:: AVAILABLE RECORDS
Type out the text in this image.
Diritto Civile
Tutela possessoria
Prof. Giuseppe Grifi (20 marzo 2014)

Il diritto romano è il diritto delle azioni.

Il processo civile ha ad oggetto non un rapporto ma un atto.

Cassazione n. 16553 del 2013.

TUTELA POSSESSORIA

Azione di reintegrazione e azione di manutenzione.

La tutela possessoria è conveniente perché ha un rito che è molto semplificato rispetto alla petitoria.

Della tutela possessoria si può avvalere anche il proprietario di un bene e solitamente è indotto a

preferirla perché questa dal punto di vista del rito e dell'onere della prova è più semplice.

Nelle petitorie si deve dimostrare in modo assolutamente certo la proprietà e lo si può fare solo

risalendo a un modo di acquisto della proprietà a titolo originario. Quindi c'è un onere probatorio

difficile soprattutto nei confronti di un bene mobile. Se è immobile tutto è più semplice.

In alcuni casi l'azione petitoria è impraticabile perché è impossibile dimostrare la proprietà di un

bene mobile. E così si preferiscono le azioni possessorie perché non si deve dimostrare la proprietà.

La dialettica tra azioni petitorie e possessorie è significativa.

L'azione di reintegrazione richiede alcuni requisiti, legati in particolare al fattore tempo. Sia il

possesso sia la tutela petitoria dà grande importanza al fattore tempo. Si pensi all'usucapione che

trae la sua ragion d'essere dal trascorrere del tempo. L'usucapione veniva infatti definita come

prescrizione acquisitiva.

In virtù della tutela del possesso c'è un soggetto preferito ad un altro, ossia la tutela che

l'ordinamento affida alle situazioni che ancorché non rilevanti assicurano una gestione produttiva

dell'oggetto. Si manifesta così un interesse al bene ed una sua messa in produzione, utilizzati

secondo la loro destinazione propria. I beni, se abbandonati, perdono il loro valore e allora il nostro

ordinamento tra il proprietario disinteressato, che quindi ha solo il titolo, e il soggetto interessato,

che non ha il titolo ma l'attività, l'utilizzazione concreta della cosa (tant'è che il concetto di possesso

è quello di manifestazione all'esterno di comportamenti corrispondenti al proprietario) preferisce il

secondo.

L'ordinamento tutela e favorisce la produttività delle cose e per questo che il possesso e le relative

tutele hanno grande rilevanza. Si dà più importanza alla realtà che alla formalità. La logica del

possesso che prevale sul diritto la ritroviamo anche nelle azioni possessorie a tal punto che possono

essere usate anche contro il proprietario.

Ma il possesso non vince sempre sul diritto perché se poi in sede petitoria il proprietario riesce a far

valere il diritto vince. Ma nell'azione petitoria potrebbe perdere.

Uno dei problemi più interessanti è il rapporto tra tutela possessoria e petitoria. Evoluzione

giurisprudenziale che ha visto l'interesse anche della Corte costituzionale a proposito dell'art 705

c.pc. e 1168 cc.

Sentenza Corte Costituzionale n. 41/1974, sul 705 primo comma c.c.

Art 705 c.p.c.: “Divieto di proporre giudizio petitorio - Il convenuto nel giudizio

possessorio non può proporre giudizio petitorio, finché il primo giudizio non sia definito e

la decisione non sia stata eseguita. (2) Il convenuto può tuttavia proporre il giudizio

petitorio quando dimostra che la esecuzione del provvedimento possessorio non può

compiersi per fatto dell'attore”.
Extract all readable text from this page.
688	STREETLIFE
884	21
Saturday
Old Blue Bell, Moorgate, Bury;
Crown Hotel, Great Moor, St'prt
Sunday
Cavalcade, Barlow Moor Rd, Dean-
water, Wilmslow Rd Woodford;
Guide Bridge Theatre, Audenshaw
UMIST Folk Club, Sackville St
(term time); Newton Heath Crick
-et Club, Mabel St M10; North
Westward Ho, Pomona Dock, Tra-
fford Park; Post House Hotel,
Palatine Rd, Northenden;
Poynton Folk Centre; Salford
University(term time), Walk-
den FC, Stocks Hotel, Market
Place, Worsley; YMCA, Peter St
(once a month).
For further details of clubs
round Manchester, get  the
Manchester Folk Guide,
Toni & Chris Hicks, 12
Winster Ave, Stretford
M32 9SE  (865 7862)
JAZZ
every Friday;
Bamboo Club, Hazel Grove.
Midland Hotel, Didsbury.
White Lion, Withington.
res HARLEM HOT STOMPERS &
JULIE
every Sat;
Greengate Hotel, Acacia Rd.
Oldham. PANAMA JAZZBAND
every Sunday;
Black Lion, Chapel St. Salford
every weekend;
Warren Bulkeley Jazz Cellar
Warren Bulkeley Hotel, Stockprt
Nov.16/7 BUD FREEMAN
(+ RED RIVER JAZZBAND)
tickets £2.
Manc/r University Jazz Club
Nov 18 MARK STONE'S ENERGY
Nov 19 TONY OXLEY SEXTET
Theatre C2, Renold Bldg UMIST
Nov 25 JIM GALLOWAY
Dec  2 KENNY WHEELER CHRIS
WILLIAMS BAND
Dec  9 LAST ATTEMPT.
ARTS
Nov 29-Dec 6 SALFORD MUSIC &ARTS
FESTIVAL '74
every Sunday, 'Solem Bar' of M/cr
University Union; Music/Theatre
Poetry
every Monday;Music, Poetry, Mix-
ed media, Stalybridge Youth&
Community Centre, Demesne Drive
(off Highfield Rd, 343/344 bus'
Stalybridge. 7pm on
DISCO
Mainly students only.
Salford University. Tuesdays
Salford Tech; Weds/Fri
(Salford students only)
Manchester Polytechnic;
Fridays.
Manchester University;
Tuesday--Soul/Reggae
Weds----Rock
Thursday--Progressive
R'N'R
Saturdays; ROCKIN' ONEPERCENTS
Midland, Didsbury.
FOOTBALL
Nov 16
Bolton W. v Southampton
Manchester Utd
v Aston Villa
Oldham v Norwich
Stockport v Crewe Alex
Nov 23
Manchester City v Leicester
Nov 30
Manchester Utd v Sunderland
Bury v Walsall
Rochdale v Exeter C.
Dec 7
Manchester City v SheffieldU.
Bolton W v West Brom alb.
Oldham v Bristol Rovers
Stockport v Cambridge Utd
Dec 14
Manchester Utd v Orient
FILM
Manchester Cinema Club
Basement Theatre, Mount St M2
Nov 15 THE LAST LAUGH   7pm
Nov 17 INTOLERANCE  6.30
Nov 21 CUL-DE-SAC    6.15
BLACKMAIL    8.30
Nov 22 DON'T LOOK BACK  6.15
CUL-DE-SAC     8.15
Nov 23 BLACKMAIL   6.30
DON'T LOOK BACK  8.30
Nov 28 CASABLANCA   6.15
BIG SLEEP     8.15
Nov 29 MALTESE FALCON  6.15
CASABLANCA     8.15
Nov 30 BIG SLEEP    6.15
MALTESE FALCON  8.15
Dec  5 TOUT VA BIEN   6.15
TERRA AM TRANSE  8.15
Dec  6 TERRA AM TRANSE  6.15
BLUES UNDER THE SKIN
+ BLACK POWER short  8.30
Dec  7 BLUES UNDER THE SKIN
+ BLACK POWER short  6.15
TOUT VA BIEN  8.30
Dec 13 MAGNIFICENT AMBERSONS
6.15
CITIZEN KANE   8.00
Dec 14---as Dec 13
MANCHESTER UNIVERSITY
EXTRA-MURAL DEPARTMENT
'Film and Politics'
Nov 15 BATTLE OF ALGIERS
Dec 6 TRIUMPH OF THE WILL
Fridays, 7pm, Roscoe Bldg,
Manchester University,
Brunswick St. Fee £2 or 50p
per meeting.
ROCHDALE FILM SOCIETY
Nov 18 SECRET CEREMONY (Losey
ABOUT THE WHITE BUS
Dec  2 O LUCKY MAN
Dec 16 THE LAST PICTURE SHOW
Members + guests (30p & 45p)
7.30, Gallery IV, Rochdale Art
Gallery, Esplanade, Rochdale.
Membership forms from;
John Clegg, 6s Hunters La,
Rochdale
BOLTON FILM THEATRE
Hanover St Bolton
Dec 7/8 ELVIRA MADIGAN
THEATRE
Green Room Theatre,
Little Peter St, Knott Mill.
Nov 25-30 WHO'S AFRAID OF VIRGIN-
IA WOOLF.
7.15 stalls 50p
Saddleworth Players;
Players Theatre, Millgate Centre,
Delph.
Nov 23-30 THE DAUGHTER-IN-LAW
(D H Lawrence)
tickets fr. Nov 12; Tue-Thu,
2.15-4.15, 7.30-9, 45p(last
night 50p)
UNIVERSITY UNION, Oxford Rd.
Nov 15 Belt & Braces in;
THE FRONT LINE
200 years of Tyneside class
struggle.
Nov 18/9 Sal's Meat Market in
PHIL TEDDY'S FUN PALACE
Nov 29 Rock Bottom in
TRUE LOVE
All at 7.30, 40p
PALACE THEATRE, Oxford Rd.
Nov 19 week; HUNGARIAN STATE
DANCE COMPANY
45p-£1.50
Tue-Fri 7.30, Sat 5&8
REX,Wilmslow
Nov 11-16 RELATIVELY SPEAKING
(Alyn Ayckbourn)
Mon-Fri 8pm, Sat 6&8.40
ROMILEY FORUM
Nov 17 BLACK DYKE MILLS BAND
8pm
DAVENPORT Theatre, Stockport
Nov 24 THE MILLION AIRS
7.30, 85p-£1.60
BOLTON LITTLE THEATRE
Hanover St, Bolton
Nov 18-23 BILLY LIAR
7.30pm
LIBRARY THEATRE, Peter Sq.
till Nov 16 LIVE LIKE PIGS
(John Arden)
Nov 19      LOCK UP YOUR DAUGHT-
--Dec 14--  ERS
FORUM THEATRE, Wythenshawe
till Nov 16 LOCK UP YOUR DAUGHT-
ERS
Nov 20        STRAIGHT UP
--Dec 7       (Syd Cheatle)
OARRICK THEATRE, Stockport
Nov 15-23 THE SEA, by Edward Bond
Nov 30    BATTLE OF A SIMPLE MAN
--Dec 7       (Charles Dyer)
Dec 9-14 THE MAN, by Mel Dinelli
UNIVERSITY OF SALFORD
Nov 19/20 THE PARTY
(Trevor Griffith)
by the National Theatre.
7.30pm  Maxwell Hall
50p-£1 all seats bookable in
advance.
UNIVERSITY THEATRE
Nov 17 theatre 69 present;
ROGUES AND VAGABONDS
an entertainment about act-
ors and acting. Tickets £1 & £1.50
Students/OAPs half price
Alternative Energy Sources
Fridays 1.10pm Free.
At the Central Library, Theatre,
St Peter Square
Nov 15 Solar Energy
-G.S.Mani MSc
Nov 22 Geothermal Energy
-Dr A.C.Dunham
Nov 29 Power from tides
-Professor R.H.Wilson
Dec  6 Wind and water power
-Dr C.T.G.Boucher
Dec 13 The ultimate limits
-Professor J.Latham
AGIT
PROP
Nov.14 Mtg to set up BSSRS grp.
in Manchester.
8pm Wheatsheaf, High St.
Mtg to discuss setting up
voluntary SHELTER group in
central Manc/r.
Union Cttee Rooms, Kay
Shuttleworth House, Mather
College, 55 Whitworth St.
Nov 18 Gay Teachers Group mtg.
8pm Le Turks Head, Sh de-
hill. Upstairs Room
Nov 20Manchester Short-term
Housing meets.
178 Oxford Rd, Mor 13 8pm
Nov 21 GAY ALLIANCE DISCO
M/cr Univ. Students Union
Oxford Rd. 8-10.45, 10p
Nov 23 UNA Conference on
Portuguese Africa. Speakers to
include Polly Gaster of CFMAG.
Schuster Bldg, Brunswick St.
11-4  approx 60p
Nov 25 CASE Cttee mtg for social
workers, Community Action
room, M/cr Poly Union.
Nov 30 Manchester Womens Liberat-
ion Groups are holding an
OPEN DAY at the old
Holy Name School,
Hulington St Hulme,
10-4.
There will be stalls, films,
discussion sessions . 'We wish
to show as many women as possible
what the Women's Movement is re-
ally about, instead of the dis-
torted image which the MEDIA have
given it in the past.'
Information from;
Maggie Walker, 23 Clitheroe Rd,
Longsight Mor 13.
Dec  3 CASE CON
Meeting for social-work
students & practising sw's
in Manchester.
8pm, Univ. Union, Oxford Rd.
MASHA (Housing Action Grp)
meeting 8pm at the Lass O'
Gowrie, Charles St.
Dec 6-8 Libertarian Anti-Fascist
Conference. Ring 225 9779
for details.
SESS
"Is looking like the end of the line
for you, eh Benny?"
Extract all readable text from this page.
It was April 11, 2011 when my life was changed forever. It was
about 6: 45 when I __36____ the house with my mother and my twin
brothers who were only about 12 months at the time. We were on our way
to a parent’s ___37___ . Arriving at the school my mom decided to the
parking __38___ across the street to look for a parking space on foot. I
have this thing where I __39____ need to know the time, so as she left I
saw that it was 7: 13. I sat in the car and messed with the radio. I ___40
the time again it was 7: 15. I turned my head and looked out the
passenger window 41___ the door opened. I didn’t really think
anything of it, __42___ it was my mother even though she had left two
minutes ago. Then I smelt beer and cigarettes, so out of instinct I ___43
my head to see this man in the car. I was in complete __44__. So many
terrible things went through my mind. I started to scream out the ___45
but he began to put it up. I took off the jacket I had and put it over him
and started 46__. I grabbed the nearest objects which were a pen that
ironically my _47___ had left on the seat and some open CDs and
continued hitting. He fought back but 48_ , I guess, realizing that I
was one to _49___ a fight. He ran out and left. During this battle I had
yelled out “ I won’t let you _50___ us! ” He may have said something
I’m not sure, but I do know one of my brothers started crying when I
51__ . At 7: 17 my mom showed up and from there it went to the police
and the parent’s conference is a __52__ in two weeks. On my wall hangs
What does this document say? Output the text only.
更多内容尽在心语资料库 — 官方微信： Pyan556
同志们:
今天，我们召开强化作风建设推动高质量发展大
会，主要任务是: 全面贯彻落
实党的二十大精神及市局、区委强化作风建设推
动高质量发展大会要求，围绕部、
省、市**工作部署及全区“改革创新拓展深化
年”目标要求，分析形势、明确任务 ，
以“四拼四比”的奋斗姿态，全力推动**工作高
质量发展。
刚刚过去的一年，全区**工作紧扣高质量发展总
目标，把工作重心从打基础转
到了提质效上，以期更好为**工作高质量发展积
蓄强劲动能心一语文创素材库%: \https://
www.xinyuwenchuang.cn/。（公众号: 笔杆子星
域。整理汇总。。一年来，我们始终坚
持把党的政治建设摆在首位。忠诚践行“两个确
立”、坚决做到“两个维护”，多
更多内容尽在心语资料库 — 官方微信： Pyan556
::::
EXERCISE GOAL - Extract, exactly as they appear, the lines from the one containing "What does this" through the final line.

REPLY TO THE TASK -
What does this document say? Output the text only.
更多内容尽在心语资料库 — 官方微信： Pyan556
同志们:
今天，我们召开强化作风建设推动高质量发展大
会，主要任务是: 全面贯彻落
实党的二十大精神及市局、区委强化作风建设推
动高质量发展大会要求，围绕部、
省、市**工作部署及全区“改革创新拓展深化
年”目标要求，分析形势、明确任务 ，
以“四拼四比”的奋斗姿态，全力推动**工作高
质量发展。
刚刚过去的一年，全区**工作紧扣高质量发展总
目标，把工作重心从打基础转
到了提质效上，以期更好为**工作高质量发展积
蓄强劲动能心一语文创素材库%: \https://
www.xinyuwenchuang.cn/。（公众号: 笔杆子星
域。整理汇总。。一年来，我们始终坚
持把党的政治建设摆在首位。忠诚践行“两个确
立”、坚决做到“两个维护”，多
更多内容尽在心语资料库 — 官方微信： Pyan556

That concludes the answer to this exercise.